Stored items from a collection

------

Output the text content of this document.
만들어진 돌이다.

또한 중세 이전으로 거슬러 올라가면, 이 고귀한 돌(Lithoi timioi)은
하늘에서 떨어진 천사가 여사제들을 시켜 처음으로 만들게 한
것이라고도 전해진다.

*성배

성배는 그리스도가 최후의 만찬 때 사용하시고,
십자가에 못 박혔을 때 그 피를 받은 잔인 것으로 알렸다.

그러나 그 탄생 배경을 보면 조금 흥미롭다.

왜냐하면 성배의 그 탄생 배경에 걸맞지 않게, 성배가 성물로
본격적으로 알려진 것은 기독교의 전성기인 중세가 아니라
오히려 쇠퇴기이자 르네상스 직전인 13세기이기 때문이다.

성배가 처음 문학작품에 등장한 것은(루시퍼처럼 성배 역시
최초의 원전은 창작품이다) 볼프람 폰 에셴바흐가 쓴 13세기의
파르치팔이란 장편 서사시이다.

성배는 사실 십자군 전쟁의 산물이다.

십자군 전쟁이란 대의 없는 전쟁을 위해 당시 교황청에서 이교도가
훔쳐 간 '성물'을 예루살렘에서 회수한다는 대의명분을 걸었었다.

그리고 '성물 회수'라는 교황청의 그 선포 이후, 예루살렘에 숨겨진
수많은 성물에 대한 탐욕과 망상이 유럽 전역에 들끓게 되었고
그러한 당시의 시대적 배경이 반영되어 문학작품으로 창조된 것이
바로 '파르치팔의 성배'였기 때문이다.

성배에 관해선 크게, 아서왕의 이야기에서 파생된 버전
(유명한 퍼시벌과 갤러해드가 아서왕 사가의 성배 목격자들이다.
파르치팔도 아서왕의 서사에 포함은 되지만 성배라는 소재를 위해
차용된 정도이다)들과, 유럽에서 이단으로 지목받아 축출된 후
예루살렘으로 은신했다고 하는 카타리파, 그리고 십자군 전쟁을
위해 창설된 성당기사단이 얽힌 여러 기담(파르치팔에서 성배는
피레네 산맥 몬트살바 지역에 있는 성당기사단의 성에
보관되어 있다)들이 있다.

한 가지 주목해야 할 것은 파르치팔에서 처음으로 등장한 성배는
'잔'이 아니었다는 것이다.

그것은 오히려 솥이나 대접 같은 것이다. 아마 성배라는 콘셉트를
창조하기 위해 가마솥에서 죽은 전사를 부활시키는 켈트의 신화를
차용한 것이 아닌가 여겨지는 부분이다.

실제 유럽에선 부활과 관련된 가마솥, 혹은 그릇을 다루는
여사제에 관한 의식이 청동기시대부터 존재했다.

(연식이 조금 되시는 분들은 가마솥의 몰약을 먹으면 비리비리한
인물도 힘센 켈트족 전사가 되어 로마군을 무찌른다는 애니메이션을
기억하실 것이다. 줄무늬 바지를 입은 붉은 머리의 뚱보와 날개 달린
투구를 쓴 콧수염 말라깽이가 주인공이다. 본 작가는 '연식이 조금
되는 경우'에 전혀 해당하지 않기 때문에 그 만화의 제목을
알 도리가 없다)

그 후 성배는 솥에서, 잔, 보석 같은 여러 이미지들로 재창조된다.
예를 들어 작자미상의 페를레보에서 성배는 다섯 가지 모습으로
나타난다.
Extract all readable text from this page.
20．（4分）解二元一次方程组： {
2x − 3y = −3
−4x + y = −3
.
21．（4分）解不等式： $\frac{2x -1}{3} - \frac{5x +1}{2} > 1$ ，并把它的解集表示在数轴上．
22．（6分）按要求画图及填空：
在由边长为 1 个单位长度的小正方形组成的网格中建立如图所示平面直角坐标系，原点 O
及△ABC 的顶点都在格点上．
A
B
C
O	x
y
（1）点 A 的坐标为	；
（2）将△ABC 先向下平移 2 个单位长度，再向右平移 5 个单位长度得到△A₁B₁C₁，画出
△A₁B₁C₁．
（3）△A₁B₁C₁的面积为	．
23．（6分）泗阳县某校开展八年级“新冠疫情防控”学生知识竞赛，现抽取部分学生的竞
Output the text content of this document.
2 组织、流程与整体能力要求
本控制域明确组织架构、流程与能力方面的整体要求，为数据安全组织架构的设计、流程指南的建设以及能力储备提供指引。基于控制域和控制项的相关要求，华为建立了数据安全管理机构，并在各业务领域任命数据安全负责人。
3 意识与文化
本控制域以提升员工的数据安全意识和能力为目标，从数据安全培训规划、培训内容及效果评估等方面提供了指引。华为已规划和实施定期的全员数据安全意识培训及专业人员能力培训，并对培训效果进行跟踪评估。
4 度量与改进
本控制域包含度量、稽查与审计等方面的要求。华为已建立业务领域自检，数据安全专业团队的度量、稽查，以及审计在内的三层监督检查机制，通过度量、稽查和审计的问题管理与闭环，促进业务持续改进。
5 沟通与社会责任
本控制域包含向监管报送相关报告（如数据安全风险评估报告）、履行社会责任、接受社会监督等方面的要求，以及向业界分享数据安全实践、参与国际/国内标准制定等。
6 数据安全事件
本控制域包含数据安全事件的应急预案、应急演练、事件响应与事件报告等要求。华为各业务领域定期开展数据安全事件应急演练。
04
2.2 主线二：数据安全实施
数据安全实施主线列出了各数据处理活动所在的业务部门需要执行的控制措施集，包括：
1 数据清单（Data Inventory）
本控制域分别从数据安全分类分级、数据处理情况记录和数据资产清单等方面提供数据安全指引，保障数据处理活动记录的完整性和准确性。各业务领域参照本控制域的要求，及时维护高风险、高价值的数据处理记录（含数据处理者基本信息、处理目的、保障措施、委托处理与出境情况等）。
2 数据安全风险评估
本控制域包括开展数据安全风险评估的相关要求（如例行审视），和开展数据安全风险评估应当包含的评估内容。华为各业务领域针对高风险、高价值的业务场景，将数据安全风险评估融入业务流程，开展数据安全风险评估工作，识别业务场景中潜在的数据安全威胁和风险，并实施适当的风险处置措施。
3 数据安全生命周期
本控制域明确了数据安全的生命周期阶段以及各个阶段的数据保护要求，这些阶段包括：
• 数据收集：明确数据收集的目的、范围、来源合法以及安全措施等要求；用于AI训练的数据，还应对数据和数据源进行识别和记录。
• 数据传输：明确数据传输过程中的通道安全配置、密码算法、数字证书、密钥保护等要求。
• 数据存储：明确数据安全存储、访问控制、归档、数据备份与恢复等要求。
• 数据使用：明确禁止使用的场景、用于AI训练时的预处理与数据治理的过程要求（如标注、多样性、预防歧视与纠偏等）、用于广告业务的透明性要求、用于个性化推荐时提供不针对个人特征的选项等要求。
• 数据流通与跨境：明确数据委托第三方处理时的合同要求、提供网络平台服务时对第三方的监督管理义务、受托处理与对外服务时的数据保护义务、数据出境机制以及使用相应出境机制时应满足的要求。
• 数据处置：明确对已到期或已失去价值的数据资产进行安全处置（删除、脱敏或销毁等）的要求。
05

------

### WHAT TO DO
Report only how many lines in the records contain the word "파르치팔에서".

### RESULT OF THIS TASK
2